_EXERCISE INSTRUCTIONS_: Please retype the data in full and exactly; the pictures are not part of the copy.

_PROVIDED ENTRIES_:

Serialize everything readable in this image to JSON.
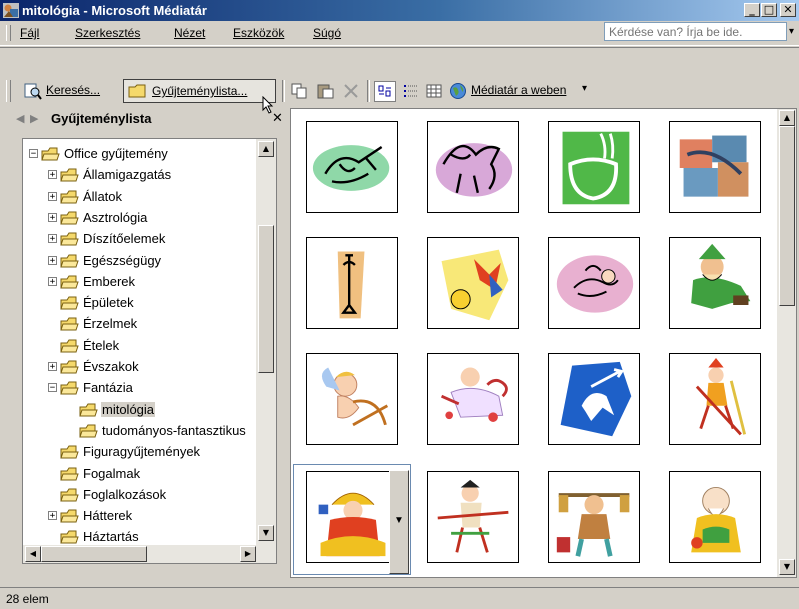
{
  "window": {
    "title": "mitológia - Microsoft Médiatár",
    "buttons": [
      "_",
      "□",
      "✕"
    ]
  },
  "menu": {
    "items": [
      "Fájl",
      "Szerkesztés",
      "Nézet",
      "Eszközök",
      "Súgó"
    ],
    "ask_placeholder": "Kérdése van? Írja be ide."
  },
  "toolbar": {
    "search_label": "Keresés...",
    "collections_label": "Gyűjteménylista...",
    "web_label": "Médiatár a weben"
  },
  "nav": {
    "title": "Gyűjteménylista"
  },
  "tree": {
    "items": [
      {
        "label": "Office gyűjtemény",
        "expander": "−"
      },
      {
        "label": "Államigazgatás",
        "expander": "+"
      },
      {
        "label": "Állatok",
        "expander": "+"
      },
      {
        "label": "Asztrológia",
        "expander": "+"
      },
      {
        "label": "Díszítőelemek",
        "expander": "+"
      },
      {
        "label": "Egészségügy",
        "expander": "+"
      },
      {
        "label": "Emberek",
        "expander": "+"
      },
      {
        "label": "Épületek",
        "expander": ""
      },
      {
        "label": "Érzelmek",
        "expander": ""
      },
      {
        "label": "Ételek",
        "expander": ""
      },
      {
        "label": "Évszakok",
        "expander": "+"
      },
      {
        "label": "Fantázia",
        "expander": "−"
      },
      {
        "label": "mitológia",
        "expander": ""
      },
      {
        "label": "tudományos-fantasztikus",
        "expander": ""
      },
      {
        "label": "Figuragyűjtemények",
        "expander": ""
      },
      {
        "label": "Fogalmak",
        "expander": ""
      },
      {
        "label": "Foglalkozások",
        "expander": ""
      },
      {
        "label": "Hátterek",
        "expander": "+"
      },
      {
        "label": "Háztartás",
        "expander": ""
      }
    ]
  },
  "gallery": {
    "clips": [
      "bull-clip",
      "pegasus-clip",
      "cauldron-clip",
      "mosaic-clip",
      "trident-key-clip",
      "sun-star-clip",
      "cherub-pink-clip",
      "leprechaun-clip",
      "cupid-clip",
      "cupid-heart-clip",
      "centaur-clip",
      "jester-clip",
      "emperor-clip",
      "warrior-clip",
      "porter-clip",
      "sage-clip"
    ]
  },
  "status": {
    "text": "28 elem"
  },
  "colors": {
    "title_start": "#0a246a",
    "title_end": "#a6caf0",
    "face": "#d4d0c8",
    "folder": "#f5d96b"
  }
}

_SOLUTION FOR THIS PROBLEM_:
Serialize everything readable in this image to JSON.
{
  "window": {
    "title": "mitológia - Microsoft Médiatár",
    "buttons": [
      "_",
      "□",
      "✕"
    ]
  },
  "menu": {
    "items": [
      "Fájl",
      "Szerkesztés",
      "Nézet",
      "Eszközök",
      "Súgó"
    ],
    "ask_placeholder": "Kérdése van? Írja be ide."
  },
  "toolbar": {
    "search_label": "Keresés...",
    "collections_label": "Gyűjteménylista...",
    "web_label": "Médiatár a weben"
  },
  "nav": {
    "title": "Gyűjteménylista"
  },
  "tree": {
    "items": [
      {
        "label": "Office gyűjtemény",
        "expander": "−"
      },
      {
        "label": "Államigazgatás",
        "expander": "+"
      },
      {
        "label": "Állatok",
        "expander": "+"
      },
      {
        "label": "Asztrológia",
        "expander": "+"
      },
      {
        "label": "Díszítőelemek",
        "expander": "+"
      },
      {
        "label": "Egészségügy",
        "expander": "+"
      },
      {
        "label": "Emberek",
        "expander": "+"
      },
      {
        "label": "Épületek",
        "expander": ""
      },
      {
        "label": "Érzelmek",
        "expander": ""
      },
      {
        "label": "Ételek",
        "expander": ""
      },
      {
        "label": "Évszakok",
        "expander": "+"
      },
      {
        "label": "Fantázia",
        "expander": "−"
      },
      {
        "label": "mitológia",
        "expander": ""
      },
      {
        "label": "tudományos-fantasztikus",
        "expander": ""
      },
      {
        "label": "Figuragyűjtemények",
        "expander": ""
      },
      {
        "label": "Fogalmak",
        "expander": ""
      },
      {
        "label": "Foglalkozások",
        "expander": ""
      },
      {
        "label": "Hátterek",
        "expander": "+"
      },
      {
        "label": "Háztartás",
        "expander": ""
      }
    ]
  },
  "gallery": {
    "clips": [
      "bull-clip",
      "pegasus-clip",
      "cauldron-clip",
      "mosaic-clip",
      "trident-key-clip",
      "sun-star-clip",
      "cherub-pink-clip",
      "leprechaun-clip",
      "cupid-clip",
      "cupid-heart-clip",
      "centaur-clip",
      "jester-clip",
      "emperor-clip",
      "warrior-clip",
      "porter-clip",
      "sage-clip"
    ]
  },
  "status": {
    "text": "28 elem"
  },
  "colors": {
    "title_start": "#0a246a",
    "title_end": "#a6caf0",
    "face": "#d4d0c8",
    "folder": "#f5d96b"
  }
}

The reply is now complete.